**Job:**
Make an exact copy of all the records.

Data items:

╭──

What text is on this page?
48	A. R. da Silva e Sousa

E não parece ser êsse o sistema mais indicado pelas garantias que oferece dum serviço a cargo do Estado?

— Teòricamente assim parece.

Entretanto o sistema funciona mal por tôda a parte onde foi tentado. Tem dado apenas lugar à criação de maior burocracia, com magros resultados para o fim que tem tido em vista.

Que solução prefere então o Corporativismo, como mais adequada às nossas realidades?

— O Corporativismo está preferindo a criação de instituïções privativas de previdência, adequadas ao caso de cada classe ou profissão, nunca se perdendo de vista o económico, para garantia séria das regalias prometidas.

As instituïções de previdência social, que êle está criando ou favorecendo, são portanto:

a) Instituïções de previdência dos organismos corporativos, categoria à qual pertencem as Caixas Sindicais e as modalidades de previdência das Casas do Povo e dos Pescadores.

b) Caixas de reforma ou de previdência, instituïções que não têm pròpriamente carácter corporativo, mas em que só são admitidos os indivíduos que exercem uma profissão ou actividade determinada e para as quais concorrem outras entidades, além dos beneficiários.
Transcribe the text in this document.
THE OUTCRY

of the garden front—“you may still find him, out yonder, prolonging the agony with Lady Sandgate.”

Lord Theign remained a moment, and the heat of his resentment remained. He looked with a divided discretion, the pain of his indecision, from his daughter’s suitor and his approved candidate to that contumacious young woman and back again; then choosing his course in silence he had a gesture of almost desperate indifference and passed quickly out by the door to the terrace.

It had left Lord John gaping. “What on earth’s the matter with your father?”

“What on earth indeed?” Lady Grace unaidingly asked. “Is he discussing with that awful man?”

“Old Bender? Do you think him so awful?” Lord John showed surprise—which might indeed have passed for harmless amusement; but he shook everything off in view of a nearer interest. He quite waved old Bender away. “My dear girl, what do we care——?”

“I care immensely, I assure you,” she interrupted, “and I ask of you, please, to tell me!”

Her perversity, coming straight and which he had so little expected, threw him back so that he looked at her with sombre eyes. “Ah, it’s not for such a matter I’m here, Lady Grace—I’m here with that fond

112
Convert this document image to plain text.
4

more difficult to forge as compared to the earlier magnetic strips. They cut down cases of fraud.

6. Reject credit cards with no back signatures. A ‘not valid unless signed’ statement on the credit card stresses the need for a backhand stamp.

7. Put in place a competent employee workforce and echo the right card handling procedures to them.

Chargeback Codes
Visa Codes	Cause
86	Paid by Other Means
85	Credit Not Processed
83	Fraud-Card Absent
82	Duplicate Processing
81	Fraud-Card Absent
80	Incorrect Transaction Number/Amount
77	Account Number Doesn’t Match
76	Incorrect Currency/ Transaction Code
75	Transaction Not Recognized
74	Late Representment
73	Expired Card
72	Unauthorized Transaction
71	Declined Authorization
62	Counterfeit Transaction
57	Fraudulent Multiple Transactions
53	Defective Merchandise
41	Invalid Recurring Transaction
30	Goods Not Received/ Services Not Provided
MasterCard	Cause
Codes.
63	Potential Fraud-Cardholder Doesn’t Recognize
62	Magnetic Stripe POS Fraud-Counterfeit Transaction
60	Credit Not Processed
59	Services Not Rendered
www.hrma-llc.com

╰──

**Solution:**
What text is on this page?
48	A. R. da Silva e Sousa

E não parece ser êsse o sistema mais indicado pelas garantias que oferece dum serviço a cargo do Estado?

— Teòricamente assim parece.

Entretanto o sistema funciona mal por tôda a parte onde foi tentado. Tem dado apenas lugar à criação de maior burocracia, com magros resultados para o fim que tem tido em vista.

Que solução prefere então o Corporativismo, como mais adequada às nossas realidades?

— O Corporativismo está preferindo a criação de instituïções privativas de previdência, adequadas ao caso de cada classe ou profissão, nunca se perdendo de vista o económico, para garantia séria das regalias prometidas.

As instituïções de previdência social, que êle está criando ou favorecendo, são portanto:

a) Instituïções de previdência dos organismos corporativos, categoria à qual pertencem as Caixas Sindicais e as modalidades de previdência das Casas do Povo e dos Pescadores.

b) Caixas de reforma ou de previdência, instituïções que não têm pròpriamente carácter corporativo, mas em que só são admitidos os indivíduos que exercem uma profissão ou actividade determinada e para as quais concorrem outras entidades, além dos beneficiários.
Transcribe the text in this document.
THE OUTCRY

of the garden front—“you may still find him, out yonder, prolonging the agony with Lady Sandgate.”

Lord Theign remained a moment, and the heat of his resentment remained. He looked with a divided discretion, the pain of his indecision, from his daughter’s suitor and his approved candidate to that contumacious young woman and back again; then choosing his course in silence he had a gesture of almost desperate indifference and passed quickly out by the door to the terrace.

It had left Lord John gaping. “What on earth’s the matter with your father?”

“What on earth indeed?” Lady Grace unaidingly asked. “Is he discussing with that awful man?”

“Old Bender? Do you think him so awful?” Lord John showed surprise—which might indeed have passed for harmless amusement; but he shook everything off in view of a nearer interest. He quite waved old Bender away. “My dear girl, what do we care——?”

“I care immensely, I assure you,” she interrupted, “and I ask of you, please, to tell me!”

Her perversity, coming straight and which he had so little expected, threw him back so that he looked at her with sombre eyes. “Ah, it’s not for such a matter I’m here, Lady Grace—I’m here with that fond

112
Convert this document image to plain text.
4

more difficult to forge as compared to the earlier magnetic strips. They cut down cases of fraud.

6. Reject credit cards with no back signatures. A ‘not valid unless signed’ statement on the credit card stresses the need for a backhand stamp.

7. Put in place a competent employee workforce and echo the right card handling procedures to them.

Chargeback Codes
Visa Codes	Cause
86	Paid by Other Means
85	Credit Not Processed
83	Fraud-Card Absent
82	Duplicate Processing
81	Fraud-Card Absent
80	Incorrect Transaction Number/Amount
77	Account Number Doesn’t Match
76	Incorrect Currency/ Transaction Code
75	Transaction Not Recognized
74	Late Representment
73	Expired Card
72	Unauthorized Transaction
71	Declined Authorization
62	Counterfeit Transaction
57	Fraudulent Multiple Transactions
53	Defective Merchandise
41	Invalid Recurring Transaction
30	Goods Not Received/ Services Not Provided
MasterCard	Cause
Codes.
63	Potential Fraud-Cardholder Doesn’t Recognize
62	Magnetic Stripe POS Fraud-Counterfeit Transaction
60	Credit Not Processed
59	Services Not Rendered
www.hrma-llc.com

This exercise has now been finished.